• _STATED PROBLEM_
Go through the listing and copy each line with the string "возможно".

Recorded data
* begin *

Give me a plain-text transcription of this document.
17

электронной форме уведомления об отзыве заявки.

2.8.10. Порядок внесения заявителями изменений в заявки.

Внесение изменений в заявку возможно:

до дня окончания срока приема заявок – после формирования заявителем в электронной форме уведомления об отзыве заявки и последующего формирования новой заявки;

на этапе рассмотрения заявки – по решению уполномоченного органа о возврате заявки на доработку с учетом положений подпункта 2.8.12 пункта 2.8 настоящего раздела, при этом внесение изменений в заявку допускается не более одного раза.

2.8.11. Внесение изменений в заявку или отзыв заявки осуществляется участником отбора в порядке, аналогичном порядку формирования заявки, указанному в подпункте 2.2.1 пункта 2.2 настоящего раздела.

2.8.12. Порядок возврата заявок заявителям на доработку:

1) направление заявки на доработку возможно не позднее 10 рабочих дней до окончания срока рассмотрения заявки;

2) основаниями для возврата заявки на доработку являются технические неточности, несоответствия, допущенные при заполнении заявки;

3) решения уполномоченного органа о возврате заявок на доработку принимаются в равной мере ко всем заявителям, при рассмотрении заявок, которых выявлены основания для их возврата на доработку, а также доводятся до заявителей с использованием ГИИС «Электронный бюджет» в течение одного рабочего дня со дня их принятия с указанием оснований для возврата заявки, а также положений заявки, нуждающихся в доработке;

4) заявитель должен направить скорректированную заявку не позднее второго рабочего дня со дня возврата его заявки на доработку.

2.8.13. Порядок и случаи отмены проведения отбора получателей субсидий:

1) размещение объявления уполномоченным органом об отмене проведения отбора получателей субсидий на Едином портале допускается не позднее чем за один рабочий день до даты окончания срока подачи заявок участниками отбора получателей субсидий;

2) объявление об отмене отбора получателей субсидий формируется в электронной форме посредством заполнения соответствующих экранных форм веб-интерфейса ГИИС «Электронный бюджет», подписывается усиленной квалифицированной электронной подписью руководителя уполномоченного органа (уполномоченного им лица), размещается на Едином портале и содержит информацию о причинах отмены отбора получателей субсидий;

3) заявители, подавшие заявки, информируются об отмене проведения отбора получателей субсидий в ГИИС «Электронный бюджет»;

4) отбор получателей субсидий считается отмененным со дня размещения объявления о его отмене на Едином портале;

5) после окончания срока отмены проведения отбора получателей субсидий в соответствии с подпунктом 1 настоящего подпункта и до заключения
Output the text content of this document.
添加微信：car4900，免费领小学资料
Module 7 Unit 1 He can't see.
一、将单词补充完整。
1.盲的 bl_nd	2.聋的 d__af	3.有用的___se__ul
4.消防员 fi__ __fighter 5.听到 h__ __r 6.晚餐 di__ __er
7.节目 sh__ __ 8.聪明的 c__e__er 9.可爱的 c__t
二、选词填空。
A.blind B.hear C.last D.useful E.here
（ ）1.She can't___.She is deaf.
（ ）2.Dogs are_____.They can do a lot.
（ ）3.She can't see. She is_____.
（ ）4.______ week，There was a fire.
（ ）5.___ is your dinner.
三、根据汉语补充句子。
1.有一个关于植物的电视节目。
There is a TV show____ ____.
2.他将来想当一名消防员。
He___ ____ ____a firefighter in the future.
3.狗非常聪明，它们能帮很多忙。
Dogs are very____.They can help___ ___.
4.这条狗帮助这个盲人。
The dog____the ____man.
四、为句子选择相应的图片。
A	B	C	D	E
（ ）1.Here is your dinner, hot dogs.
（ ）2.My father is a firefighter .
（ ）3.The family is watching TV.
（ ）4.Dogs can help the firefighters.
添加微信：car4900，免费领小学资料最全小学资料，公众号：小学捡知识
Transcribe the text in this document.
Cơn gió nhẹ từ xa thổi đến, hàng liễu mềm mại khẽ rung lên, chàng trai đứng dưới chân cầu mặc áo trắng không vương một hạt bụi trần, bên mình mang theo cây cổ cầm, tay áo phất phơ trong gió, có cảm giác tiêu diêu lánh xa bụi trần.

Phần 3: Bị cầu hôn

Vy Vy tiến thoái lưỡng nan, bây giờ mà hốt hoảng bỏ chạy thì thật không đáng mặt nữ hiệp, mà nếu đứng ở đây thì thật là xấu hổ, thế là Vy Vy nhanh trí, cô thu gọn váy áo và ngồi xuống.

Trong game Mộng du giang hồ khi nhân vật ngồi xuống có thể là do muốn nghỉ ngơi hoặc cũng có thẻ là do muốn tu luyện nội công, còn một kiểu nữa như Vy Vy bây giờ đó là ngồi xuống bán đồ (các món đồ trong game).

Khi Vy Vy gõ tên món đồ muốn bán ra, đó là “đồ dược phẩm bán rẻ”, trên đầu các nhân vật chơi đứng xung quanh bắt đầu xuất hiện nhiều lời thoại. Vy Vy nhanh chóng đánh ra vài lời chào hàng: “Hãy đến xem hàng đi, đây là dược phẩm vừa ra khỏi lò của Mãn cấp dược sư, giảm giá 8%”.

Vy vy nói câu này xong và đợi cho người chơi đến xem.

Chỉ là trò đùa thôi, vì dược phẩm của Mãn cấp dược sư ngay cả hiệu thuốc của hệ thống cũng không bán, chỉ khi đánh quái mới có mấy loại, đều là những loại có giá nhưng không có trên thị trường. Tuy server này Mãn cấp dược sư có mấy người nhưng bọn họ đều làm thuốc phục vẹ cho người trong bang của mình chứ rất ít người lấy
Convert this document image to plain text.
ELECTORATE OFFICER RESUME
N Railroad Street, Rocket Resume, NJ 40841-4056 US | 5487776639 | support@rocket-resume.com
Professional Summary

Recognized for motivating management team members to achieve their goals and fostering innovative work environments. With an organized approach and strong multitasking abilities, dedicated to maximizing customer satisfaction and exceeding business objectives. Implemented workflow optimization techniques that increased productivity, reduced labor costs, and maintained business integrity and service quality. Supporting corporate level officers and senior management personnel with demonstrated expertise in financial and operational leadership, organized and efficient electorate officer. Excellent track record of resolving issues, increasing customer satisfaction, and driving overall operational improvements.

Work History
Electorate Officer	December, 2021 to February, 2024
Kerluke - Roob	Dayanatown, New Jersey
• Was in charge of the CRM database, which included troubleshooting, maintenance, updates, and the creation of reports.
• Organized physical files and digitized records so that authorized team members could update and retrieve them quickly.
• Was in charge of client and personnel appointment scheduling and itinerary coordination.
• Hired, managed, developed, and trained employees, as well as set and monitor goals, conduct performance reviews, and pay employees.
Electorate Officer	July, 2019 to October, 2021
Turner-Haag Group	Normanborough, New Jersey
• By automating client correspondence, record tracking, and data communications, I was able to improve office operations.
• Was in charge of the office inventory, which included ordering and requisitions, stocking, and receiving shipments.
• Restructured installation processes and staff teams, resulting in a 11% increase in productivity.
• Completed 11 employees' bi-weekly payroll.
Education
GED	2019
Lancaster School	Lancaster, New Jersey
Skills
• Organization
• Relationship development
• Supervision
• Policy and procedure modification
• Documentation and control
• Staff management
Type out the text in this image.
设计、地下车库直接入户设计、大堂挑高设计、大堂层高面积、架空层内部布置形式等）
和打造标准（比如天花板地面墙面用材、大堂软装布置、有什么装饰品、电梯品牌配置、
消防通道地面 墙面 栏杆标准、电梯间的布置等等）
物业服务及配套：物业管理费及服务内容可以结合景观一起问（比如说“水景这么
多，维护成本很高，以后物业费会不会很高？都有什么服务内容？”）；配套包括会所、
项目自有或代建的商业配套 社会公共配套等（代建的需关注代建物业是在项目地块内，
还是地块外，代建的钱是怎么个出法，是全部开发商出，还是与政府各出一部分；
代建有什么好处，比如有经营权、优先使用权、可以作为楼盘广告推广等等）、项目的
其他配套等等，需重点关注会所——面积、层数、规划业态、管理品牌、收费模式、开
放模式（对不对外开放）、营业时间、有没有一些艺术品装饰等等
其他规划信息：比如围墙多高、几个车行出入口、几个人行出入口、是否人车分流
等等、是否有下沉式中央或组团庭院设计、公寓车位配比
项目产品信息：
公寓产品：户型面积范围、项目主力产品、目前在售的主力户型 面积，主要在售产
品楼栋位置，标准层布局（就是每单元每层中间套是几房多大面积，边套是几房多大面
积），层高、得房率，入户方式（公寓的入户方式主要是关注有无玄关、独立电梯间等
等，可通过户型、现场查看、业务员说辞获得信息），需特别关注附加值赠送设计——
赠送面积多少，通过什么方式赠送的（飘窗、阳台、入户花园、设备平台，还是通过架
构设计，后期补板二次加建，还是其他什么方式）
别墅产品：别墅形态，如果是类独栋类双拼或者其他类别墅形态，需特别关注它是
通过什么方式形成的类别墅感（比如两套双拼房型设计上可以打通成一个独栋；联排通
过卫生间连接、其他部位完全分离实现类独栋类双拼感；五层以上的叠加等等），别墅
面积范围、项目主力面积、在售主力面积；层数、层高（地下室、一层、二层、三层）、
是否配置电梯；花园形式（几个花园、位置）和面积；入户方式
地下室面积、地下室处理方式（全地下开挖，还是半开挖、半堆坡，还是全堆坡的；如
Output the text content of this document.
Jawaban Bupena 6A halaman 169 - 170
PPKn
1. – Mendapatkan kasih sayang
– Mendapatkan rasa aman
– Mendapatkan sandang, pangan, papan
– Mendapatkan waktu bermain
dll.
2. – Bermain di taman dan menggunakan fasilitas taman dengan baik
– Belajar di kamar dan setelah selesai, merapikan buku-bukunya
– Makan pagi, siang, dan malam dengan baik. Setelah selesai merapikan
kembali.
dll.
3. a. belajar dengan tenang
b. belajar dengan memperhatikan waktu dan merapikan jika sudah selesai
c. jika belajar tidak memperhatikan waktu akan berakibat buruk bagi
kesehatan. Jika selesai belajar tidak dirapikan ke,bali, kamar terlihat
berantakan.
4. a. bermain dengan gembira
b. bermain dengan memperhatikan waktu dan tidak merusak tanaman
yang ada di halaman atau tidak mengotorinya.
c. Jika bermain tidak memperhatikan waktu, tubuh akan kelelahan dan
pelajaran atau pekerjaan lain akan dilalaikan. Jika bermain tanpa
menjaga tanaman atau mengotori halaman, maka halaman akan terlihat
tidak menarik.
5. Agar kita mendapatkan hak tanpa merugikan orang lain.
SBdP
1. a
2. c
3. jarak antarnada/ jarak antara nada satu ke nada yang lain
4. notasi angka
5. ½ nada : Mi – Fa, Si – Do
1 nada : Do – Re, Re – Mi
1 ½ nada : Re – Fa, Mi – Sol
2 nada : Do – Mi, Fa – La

* end *

• _TASK ANSWER_
Внесение изменений в заявку возможно:
1) направление заявки на доработку возможно не позднее 10 рабочих дней до окончания срока рассмотрения заявки;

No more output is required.